TO DO ::
Repeat the data below exactly, dropping any pictures it holds.

Stored items from a collection
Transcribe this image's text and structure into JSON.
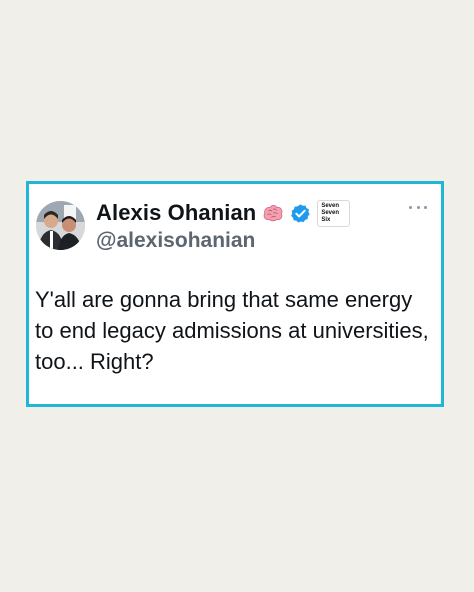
{
  "page": {
    "background_color": "#f1efe9"
  },
  "tweet": {
    "border_color": "#20b7d6",
    "author": {
      "display_name": "Alexis Ohanian",
      "handle": "@alexisohanian",
      "name_emoji": "brain-emoji",
      "verified": true,
      "verified_color": "#1d9bf0",
      "affiliate_badge_lines": [
        "Seven",
        "Seven",
        "Six"
      ]
    },
    "text": "Y'all are gonna bring that same energy to end legacy admissions at universities, too... Right?",
    "menu_icon": "more-horizontal-icon"
  }
}
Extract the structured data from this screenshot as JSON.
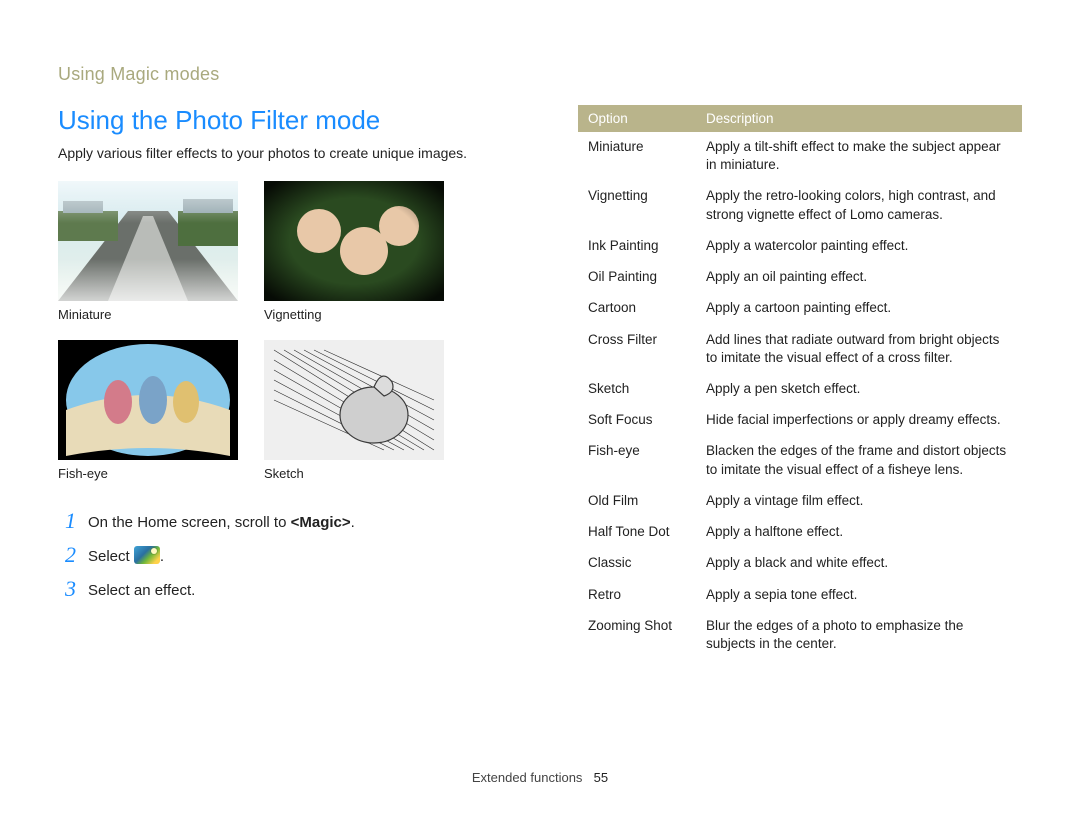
{
  "running_head": "Using Magic modes",
  "section_title": "Using the Photo Filter mode",
  "intro": "Apply various filter effects to your photos to create unique images.",
  "samples": {
    "row1": [
      {
        "caption": "Miniature"
      },
      {
        "caption": "Vignetting"
      }
    ],
    "row2": [
      {
        "caption": "Fish-eye"
      },
      {
        "caption": "Sketch"
      }
    ]
  },
  "steps": [
    {
      "num": "1",
      "text_pre": "On the Home screen, scroll to ",
      "bold": "<Magic>",
      "text_post": "."
    },
    {
      "num": "2",
      "text_pre": "Select ",
      "icon": true,
      "text_post": "."
    },
    {
      "num": "3",
      "text_pre": "Select an effect.",
      "text_post": ""
    }
  ],
  "table": {
    "headers": {
      "option": "Option",
      "description": "Description"
    },
    "rows": [
      {
        "option": "Miniature",
        "description": "Apply a tilt-shift effect to make the subject appear in miniature."
      },
      {
        "option": "Vignetting",
        "description": "Apply the retro-looking colors, high contrast, and strong vignette effect of Lomo cameras."
      },
      {
        "option": "Ink Painting",
        "description": "Apply a watercolor painting effect."
      },
      {
        "option": "Oil Painting",
        "description": "Apply an oil painting effect."
      },
      {
        "option": "Cartoon",
        "description": "Apply a cartoon painting effect."
      },
      {
        "option": "Cross Filter",
        "description": "Add lines that radiate outward from bright objects to imitate the visual effect of a cross filter."
      },
      {
        "option": "Sketch",
        "description": "Apply a pen sketch effect."
      },
      {
        "option": "Soft Focus",
        "description": "Hide facial imperfections or apply dreamy effects."
      },
      {
        "option": "Fish-eye",
        "description": "Blacken the edges of the frame and distort objects to imitate the visual effect of a fisheye lens."
      },
      {
        "option": "Old Film",
        "description": "Apply a vintage film effect."
      },
      {
        "option": "Half Tone Dot",
        "description": "Apply a halftone effect."
      },
      {
        "option": "Classic",
        "description": "Apply a black and white effect."
      },
      {
        "option": "Retro",
        "description": "Apply a sepia tone effect."
      },
      {
        "option": "Zooming Shot",
        "description": "Blur the edges of a photo to emphasize the subjects in the center."
      }
    ]
  },
  "footer": {
    "label": "Extended functions",
    "page": "55"
  }
}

ANSWER FOR THE TASK ::
Transcribe this image's text and structure into JSON.
{
  "page": {
    "background_color": "#f1efe9"
  },
  "tweet": {
    "border_color": "#20b7d6",
    "author": {
      "display_name": "Alexis Ohanian",
      "handle": "@alexisohanian",
      "name_emoji": "brain-emoji",
      "verified": true,
      "verified_color": "#1d9bf0",
      "affiliate_badge_lines": [
        "Seven",
        "Seven",
        "Six"
      ]
    },
    "text": "Y'all are gonna bring that same energy to end legacy admissions at universities, too... Right?",
    "menu_icon": "more-horizontal-icon"
  }
}
Extract the structured data from this screenshot as JSON.
{
  "running_head": "Using Magic modes",
  "section_title": "Using the Photo Filter mode",
  "intro": "Apply various filter effects to your photos to create unique images.",
  "samples": {
    "row1": [
      {
        "caption": "Miniature"
      },
      {
        "caption": "Vignetting"
      }
    ],
    "row2": [
      {
        "caption": "Fish-eye"
      },
      {
        "caption": "Sketch"
      }
    ]
  },
  "steps": [
    {
      "num": "1",
      "text_pre": "On the Home screen, scroll to ",
      "bold": "<Magic>",
      "text_post": "."
    },
    {
      "num": "2",
      "text_pre": "Select ",
      "icon": true,
      "text_post": "."
    },
    {
      "num": "3",
      "text_pre": "Select an effect.",
      "text_post": ""
    }
  ],
  "table": {
    "headers": {
      "option": "Option",
      "description": "Description"
    },
    "rows": [
      {
        "option": "Miniature",
        "description": "Apply a tilt-shift effect to make the subject appear in miniature."
      },
      {
        "option": "Vignetting",
        "description": "Apply the retro-looking colors, high contrast, and strong vignette effect of Lomo cameras."
      },
      {
        "option": "Ink Painting",
        "description": "Apply a watercolor painting effect."
      },
      {
        "option": "Oil Painting",
        "description": "Apply an oil painting effect."
      },
      {
        "option": "Cartoon",
        "description": "Apply a cartoon painting effect."
      },
      {
        "option": "Cross Filter",
        "description": "Add lines that radiate outward from bright objects to imitate the visual effect of a cross filter."
      },
      {
        "option": "Sketch",
        "description": "Apply a pen sketch effect."
      },
      {
        "option": "Soft Focus",
        "description": "Hide facial imperfections or apply dreamy effects."
      },
      {
        "option": "Fish-eye",
        "description": "Blacken the edges of the frame and distort objects to imitate the visual effect of a fisheye lens."
      },
      {
        "option": "Old Film",
        "description": "Apply a vintage film effect."
      },
      {
        "option": "Half Tone Dot",
        "description": "Apply a halftone effect."
      },
      {
        "option": "Classic",
        "description": "Apply a black and white effect."
      },
      {
        "option": "Retro",
        "description": "Apply a sepia tone effect."
      },
      {
        "option": "Zooming Shot",
        "description": "Blur the edges of a photo to emphasize the subjects in the center."
      }
    ]
  },
  "footer": {
    "label": "Extended functions",
    "page": "55"
  }
}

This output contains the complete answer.